PROBLEM DESCRIPTION =
Pick out every line with the word "number" and copy it.

### RECORDS SHOWN ###

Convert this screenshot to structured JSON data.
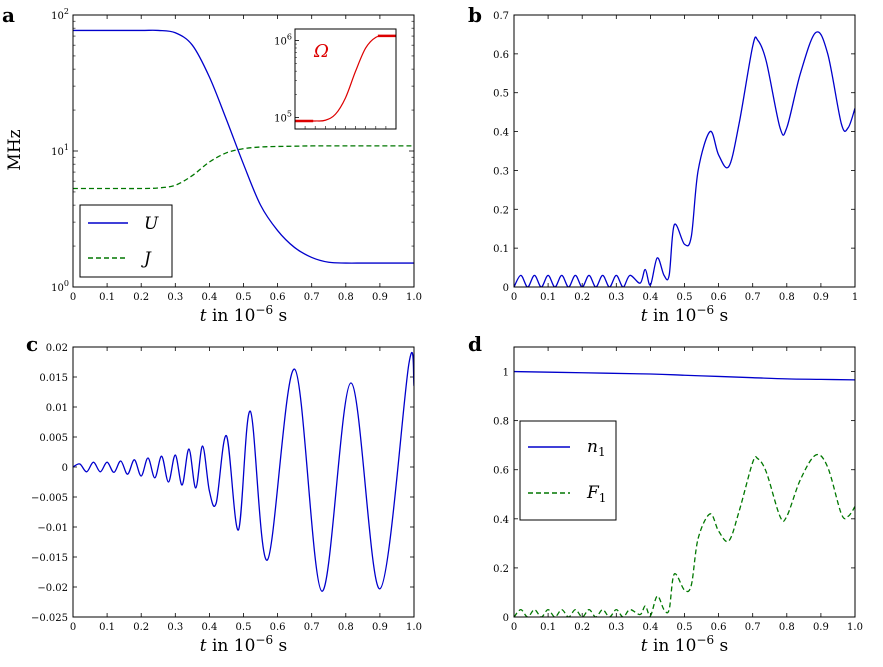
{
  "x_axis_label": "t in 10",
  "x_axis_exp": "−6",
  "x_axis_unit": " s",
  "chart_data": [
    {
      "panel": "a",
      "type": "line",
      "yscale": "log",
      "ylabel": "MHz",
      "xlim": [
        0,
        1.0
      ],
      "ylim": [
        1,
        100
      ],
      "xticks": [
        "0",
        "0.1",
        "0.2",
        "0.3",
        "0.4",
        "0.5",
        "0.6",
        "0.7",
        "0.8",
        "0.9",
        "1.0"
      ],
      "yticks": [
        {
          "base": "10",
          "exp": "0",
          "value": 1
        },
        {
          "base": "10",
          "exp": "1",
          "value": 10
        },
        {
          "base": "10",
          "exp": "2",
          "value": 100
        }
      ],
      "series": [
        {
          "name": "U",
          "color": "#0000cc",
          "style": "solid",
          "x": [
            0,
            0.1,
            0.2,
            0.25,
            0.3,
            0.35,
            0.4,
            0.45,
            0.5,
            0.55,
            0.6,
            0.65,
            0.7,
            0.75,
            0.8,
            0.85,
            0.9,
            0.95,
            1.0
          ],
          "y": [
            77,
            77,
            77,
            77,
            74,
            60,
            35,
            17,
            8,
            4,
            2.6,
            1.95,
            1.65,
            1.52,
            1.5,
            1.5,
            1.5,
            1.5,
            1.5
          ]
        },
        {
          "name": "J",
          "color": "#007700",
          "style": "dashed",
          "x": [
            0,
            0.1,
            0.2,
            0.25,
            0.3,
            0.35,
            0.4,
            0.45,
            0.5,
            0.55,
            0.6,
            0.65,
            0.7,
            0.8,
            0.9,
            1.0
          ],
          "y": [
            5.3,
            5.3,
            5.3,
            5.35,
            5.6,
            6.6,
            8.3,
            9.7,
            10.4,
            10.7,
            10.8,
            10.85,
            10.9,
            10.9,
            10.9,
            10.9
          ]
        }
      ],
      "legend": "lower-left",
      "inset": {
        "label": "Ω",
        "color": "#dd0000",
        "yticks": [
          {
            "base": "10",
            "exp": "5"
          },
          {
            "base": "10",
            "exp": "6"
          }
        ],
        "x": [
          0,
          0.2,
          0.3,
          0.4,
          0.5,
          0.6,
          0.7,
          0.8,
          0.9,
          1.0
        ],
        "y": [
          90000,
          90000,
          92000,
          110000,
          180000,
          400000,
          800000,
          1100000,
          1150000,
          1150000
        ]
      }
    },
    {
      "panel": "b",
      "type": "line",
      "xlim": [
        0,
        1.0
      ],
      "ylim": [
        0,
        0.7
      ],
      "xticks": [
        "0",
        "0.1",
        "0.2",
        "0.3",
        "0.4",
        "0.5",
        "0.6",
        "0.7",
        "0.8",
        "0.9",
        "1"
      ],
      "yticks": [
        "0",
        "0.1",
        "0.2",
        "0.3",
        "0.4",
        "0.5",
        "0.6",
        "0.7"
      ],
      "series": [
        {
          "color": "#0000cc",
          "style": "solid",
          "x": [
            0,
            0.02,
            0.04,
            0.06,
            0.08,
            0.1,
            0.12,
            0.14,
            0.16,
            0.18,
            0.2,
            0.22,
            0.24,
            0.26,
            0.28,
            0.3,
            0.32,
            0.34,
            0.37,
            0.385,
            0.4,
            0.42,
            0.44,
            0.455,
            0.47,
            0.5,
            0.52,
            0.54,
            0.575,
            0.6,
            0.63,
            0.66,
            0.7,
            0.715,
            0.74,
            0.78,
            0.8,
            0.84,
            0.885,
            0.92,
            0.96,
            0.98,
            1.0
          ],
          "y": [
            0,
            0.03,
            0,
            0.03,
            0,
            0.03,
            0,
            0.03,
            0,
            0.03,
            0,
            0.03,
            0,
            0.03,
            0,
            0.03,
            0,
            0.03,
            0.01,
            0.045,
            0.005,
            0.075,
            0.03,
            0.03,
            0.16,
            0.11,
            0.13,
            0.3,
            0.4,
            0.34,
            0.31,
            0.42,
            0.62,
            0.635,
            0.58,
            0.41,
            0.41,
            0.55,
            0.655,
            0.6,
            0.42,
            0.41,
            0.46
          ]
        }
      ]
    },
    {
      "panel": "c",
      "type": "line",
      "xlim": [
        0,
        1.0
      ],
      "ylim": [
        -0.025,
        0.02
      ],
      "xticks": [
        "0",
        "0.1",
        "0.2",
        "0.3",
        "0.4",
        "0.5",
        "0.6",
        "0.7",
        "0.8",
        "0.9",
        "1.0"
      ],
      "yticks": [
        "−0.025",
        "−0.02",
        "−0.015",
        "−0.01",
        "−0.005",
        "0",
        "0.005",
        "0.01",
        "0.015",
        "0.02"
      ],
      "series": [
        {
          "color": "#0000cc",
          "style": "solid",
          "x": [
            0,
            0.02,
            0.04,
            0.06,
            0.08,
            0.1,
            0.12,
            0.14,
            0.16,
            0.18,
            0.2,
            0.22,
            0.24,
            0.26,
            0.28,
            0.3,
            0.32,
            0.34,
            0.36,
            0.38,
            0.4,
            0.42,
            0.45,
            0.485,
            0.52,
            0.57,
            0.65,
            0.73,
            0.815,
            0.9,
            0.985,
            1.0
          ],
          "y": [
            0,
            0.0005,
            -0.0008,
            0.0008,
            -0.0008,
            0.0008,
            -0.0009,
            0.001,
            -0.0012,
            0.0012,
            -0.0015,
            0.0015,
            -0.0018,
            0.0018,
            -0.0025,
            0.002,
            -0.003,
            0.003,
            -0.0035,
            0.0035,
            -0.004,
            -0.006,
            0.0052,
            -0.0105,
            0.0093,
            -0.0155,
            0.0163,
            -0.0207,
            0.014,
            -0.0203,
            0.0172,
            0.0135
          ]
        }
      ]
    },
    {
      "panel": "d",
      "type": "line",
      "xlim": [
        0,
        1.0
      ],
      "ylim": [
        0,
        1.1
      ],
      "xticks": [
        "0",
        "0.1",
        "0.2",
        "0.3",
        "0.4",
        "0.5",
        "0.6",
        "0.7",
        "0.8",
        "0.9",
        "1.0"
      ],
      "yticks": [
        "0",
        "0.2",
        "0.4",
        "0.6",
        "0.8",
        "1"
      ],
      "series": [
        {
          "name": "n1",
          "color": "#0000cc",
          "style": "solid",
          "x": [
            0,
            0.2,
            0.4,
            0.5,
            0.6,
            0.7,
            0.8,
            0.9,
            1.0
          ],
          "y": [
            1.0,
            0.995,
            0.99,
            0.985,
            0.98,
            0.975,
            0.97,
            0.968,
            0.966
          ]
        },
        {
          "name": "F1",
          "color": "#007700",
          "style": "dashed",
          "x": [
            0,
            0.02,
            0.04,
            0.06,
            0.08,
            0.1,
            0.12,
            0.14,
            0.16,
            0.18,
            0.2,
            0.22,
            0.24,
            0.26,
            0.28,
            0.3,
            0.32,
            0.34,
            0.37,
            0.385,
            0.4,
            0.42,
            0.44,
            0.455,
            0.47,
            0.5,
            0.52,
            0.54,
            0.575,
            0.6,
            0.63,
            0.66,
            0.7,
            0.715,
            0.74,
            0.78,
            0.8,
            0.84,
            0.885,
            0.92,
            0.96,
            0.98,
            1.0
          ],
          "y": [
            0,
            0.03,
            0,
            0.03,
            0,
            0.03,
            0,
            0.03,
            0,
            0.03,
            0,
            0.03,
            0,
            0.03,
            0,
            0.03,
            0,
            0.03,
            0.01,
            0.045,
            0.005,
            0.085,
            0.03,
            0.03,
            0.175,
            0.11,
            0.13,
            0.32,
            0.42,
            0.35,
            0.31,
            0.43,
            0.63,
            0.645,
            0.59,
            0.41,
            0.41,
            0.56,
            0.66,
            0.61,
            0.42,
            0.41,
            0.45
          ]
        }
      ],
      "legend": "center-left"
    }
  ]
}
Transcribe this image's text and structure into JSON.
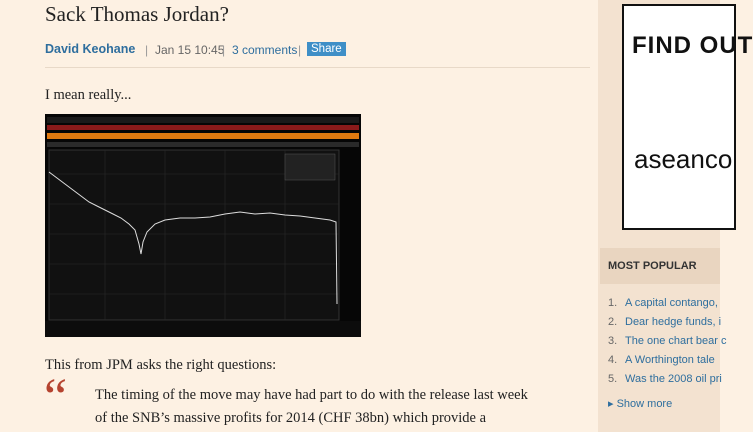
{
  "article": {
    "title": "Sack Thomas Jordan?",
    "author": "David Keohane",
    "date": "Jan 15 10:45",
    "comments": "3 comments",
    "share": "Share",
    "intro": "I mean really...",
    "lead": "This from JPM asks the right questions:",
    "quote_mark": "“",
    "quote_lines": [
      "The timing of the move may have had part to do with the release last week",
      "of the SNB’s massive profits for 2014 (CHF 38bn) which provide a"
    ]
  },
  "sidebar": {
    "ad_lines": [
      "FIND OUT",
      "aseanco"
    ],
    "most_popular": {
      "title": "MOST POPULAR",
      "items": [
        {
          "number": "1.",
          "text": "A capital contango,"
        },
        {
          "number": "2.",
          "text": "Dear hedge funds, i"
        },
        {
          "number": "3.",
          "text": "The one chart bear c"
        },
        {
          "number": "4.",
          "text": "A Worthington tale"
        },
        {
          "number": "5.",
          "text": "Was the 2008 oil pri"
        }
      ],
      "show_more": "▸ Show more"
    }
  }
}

###

SOLUTION TO THE PROBLEM =
          "number": "1.",
          "number": "2.",
          "number": "3.",
          "number": "4.",
          "number": "5.",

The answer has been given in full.